[Extracted entries start]

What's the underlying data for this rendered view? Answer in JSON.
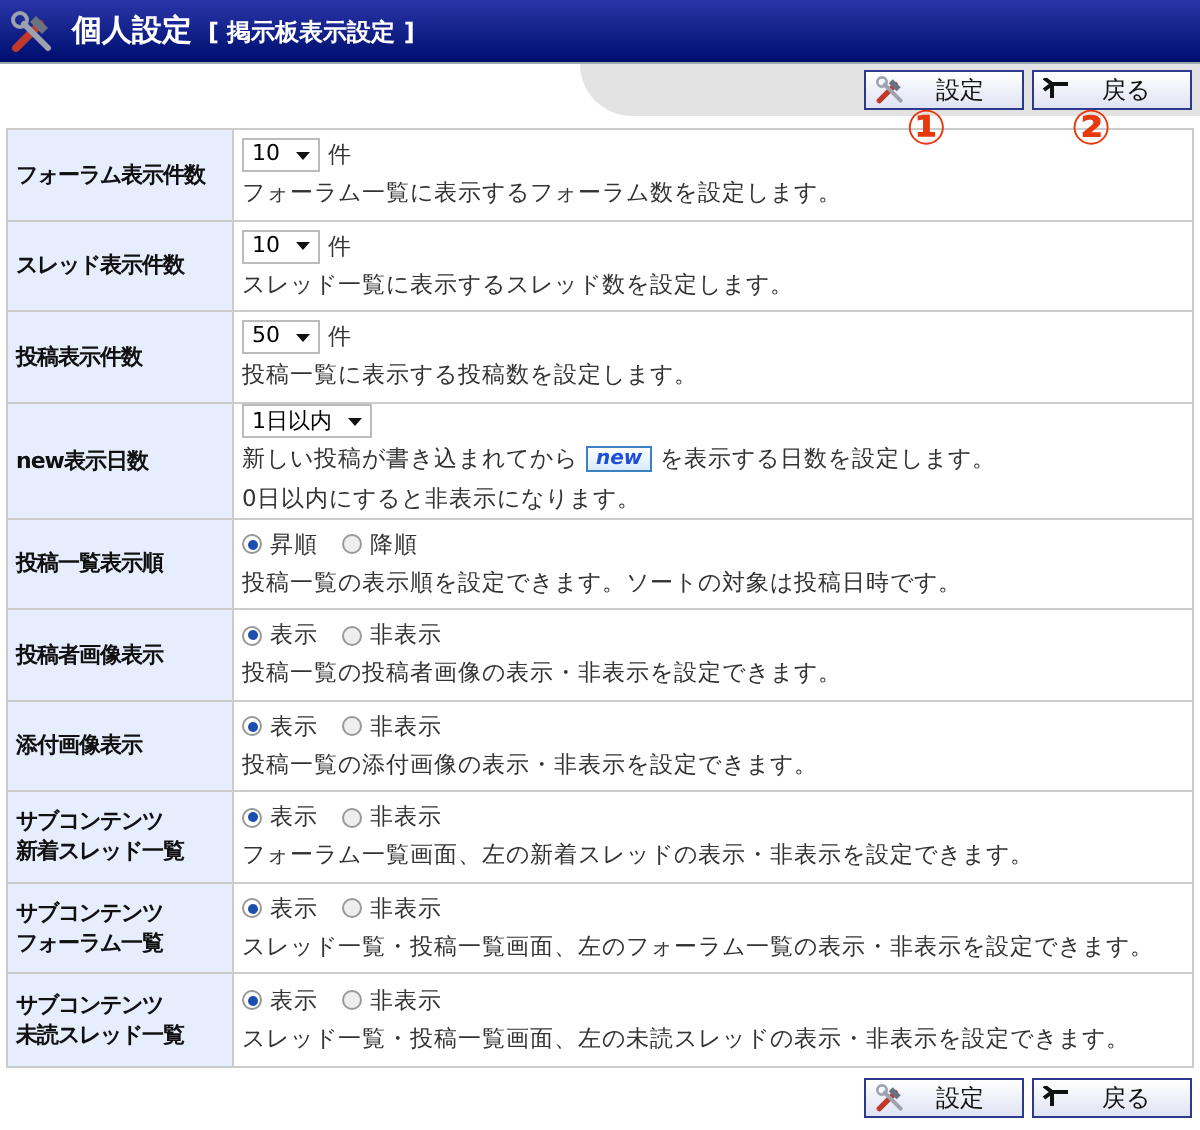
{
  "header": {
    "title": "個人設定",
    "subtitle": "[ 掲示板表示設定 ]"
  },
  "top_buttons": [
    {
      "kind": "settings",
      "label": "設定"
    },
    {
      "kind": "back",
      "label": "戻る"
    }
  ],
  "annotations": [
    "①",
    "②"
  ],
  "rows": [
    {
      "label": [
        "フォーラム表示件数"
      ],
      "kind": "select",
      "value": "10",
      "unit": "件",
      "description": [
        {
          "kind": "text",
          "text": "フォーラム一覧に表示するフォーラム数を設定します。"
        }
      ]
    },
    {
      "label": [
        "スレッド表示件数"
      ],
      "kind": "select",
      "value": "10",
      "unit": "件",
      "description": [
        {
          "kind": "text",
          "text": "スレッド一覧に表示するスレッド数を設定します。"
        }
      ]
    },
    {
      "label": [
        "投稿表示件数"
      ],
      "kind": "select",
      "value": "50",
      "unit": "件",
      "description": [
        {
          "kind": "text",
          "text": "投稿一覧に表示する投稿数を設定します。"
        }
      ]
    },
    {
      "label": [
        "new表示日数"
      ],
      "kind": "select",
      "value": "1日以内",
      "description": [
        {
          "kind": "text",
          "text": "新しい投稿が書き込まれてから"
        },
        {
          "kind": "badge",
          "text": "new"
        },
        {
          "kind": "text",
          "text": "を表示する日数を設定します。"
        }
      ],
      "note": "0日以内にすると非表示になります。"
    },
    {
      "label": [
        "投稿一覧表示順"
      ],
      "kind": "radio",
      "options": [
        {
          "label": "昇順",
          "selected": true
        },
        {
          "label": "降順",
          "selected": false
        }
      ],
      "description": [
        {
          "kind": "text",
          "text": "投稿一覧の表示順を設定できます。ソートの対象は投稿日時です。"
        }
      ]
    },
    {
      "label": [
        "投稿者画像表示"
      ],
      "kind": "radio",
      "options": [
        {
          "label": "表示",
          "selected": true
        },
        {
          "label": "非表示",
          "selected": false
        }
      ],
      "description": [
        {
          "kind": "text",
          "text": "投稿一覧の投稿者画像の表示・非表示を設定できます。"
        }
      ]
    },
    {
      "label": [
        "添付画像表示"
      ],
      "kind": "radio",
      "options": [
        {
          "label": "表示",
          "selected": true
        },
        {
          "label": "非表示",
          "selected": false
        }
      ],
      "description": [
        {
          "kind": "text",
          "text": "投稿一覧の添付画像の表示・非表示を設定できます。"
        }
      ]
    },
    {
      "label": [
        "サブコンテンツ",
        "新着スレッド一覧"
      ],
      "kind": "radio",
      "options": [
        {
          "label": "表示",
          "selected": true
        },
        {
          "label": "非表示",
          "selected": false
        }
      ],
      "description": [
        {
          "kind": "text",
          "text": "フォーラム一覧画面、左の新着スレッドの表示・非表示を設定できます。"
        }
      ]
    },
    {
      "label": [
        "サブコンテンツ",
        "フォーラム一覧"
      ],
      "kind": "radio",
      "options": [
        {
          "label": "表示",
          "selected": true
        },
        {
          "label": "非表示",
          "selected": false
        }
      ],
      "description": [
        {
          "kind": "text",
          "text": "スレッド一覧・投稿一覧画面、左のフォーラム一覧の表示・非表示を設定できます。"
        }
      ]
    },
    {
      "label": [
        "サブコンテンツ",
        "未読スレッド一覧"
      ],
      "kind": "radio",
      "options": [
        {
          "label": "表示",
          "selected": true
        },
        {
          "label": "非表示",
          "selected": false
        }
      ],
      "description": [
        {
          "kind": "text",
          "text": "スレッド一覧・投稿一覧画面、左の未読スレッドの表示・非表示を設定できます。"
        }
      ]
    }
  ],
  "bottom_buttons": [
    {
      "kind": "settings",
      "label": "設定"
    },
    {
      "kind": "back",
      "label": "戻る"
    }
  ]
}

[Extracted entries end]

Given instruction
Quote every record above exactly, omitting any pictures they contain.

Solution
What's the underlying data for this rendered view? Answer in JSON.
{
  "header": {
    "title": "個人設定",
    "subtitle": "[ 掲示板表示設定 ]"
  },
  "top_buttons": [
    {
      "kind": "settings",
      "label": "設定"
    },
    {
      "kind": "back",
      "label": "戻る"
    }
  ],
  "annotations": [
    "①",
    "②"
  ],
  "rows": [
    {
      "label": [
        "フォーラム表示件数"
      ],
      "kind": "select",
      "value": "10",
      "unit": "件",
      "description": [
        {
          "kind": "text",
          "text": "フォーラム一覧に表示するフォーラム数を設定します。"
        }
      ]
    },
    {
      "label": [
        "スレッド表示件数"
      ],
      "kind": "select",
      "value": "10",
      "unit": "件",
      "description": [
        {
          "kind": "text",
          "text": "スレッド一覧に表示するスレッド数を設定します。"
        }
      ]
    },
    {
      "label": [
        "投稿表示件数"
      ],
      "kind": "select",
      "value": "50",
      "unit": "件",
      "description": [
        {
          "kind": "text",
          "text": "投稿一覧に表示する投稿数を設定します。"
        }
      ]
    },
    {
      "label": [
        "new表示日数"
      ],
      "kind": "select",
      "value": "1日以内",
      "description": [
        {
          "kind": "text",
          "text": "新しい投稿が書き込まれてから"
        },
        {
          "kind": "badge",
          "text": "new"
        },
        {
          "kind": "text",
          "text": "を表示する日数を設定します。"
        }
      ],
      "note": "0日以内にすると非表示になります。"
    },
    {
      "label": [
        "投稿一覧表示順"
      ],
      "kind": "radio",
      "options": [
        {
          "label": "昇順",
          "selected": true
        },
        {
          "label": "降順",
          "selected": false
        }
      ],
      "description": [
        {
          "kind": "text",
          "text": "投稿一覧の表示順を設定できます。ソートの対象は投稿日時です。"
        }
      ]
    },
    {
      "label": [
        "投稿者画像表示"
      ],
      "kind": "radio",
      "options": [
        {
          "label": "表示",
          "selected": true
        },
        {
          "label": "非表示",
          "selected": false
        }
      ],
      "description": [
        {
          "kind": "text",
          "text": "投稿一覧の投稿者画像の表示・非表示を設定できます。"
        }
      ]
    },
    {
      "label": [
        "添付画像表示"
      ],
      "kind": "radio",
      "options": [
        {
          "label": "表示",
          "selected": true
        },
        {
          "label": "非表示",
          "selected": false
        }
      ],
      "description": [
        {
          "kind": "text",
          "text": "投稿一覧の添付画像の表示・非表示を設定できます。"
        }
      ]
    },
    {
      "label": [
        "サブコンテンツ",
        "新着スレッド一覧"
      ],
      "kind": "radio",
      "options": [
        {
          "label": "表示",
          "selected": true
        },
        {
          "label": "非表示",
          "selected": false
        }
      ],
      "description": [
        {
          "kind": "text",
          "text": "フォーラム一覧画面、左の新着スレッドの表示・非表示を設定できます。"
        }
      ]
    },
    {
      "label": [
        "サブコンテンツ",
        "フォーラム一覧"
      ],
      "kind": "radio",
      "options": [
        {
          "label": "表示",
          "selected": true
        },
        {
          "label": "非表示",
          "selected": false
        }
      ],
      "description": [
        {
          "kind": "text",
          "text": "スレッド一覧・投稿一覧画面、左のフォーラム一覧の表示・非表示を設定できます。"
        }
      ]
    },
    {
      "label": [
        "サブコンテンツ",
        "未読スレッド一覧"
      ],
      "kind": "radio",
      "options": [
        {
          "label": "表示",
          "selected": true
        },
        {
          "label": "非表示",
          "selected": false
        }
      ],
      "description": [
        {
          "kind": "text",
          "text": "スレッド一覧・投稿一覧画面、左の未読スレッドの表示・非表示を設定できます。"
        }
      ]
    }
  ],
  "bottom_buttons": [
    {
      "kind": "settings",
      "label": "設定"
    },
    {
      "kind": "back",
      "label": "戻る"
    }
  ]
}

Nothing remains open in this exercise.